─── ITEMS ───

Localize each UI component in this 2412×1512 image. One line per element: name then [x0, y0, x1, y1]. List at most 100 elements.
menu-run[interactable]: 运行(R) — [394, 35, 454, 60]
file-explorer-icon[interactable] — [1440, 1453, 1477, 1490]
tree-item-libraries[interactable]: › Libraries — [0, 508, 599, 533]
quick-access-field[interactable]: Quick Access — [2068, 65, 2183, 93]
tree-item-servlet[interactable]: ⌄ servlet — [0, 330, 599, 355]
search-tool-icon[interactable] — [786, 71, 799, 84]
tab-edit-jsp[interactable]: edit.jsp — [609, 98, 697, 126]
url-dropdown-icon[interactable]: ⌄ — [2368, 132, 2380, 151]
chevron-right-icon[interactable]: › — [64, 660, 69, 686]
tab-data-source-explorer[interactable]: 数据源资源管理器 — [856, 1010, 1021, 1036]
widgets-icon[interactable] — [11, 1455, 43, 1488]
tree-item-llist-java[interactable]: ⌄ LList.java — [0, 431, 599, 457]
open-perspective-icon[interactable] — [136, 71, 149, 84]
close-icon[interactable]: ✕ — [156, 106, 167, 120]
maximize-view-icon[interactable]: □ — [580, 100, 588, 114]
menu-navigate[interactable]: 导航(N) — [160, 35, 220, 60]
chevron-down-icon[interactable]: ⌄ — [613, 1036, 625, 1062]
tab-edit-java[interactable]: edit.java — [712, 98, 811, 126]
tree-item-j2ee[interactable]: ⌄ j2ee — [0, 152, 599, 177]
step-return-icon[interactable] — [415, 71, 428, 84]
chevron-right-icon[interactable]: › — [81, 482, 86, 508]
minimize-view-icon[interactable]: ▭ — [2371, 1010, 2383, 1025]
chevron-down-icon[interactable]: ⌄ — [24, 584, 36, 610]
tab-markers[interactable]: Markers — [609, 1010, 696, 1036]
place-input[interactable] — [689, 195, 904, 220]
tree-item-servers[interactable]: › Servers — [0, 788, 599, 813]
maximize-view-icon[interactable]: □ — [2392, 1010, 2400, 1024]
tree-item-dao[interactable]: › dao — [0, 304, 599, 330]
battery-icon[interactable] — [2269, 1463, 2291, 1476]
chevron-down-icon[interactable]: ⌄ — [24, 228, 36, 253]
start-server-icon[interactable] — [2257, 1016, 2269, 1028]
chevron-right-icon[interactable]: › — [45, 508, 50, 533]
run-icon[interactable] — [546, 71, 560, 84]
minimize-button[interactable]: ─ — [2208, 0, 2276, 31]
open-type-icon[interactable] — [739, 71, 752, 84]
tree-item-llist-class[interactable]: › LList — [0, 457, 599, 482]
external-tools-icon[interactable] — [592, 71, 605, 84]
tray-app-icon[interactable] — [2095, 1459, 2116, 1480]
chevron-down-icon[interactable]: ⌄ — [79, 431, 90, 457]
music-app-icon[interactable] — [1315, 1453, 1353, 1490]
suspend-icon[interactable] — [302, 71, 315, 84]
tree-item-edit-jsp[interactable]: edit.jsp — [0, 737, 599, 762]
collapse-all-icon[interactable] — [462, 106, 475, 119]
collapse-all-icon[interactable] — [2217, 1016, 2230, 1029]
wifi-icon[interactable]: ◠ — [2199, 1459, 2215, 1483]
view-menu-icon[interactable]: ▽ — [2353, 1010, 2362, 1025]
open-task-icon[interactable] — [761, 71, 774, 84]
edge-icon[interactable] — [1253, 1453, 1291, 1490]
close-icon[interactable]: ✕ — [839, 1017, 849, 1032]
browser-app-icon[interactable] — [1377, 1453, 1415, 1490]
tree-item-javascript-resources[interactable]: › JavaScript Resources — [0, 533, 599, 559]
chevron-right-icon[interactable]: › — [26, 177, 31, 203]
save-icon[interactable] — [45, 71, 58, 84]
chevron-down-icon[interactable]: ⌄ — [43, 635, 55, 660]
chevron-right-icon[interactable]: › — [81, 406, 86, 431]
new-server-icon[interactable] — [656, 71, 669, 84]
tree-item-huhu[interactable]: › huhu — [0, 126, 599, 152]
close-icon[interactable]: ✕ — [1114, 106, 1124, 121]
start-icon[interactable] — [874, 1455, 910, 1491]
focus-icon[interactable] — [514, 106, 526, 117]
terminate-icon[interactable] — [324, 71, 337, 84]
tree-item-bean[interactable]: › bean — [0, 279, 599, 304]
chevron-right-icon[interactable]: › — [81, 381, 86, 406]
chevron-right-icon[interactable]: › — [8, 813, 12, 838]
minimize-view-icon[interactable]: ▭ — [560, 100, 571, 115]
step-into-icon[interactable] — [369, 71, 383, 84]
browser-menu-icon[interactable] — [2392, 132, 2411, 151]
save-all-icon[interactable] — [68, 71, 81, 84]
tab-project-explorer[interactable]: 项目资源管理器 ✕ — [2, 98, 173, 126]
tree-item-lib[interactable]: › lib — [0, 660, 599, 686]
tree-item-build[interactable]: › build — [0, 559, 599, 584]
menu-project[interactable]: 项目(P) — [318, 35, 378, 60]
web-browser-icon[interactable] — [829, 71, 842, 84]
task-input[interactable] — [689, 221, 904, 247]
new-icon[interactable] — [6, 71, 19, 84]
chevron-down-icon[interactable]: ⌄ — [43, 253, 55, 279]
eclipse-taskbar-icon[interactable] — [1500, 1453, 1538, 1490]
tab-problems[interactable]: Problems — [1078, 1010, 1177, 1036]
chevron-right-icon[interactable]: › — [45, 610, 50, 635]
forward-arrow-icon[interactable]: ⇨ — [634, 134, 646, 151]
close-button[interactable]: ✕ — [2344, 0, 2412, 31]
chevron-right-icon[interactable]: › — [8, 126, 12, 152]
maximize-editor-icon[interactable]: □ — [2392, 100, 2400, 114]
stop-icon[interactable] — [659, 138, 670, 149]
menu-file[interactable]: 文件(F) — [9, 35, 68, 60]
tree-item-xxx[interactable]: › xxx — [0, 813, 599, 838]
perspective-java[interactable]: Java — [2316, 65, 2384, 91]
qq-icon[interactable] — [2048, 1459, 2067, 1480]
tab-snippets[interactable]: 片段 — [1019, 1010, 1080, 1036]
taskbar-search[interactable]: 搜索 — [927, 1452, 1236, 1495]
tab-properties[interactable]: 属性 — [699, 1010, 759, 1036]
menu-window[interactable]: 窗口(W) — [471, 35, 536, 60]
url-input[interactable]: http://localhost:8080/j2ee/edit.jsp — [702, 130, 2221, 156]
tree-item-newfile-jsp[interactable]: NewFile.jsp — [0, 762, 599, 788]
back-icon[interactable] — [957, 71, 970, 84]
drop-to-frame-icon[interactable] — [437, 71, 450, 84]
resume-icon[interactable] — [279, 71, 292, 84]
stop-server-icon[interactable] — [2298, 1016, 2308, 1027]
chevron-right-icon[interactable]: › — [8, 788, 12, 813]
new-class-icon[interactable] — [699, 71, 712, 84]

───

_GOAL OF THE EXERCISE_. Format the lines from the beginning of the items through the line containing "search-tool-icon[interactable] — [786, 71, 799, 84]", including that line, as a JSON list of strings with one string per line and blank lines omitted.

_EXERCISE SOLUTION_.
[
  "Localize each UI component in this 2412×1512 image. One line per element: name then [x0, y0, x1, y1]. List at most 100 elements.",
  "menu-run[interactable]: 运行(R) — [394, 35, 454, 60]",
  "file-explorer-icon[interactable] — [1440, 1453, 1477, 1490]",
  "tree-item-libraries[interactable]: › Libraries — [0, 508, 599, 533]",
  "quick-access-field[interactable]: Quick Access — [2068, 65, 2183, 93]",
  "tree-item-servlet[interactable]: ⌄ servlet — [0, 330, 599, 355]",
  "search-tool-icon[interactable] — [786, 71, 799, 84]"
]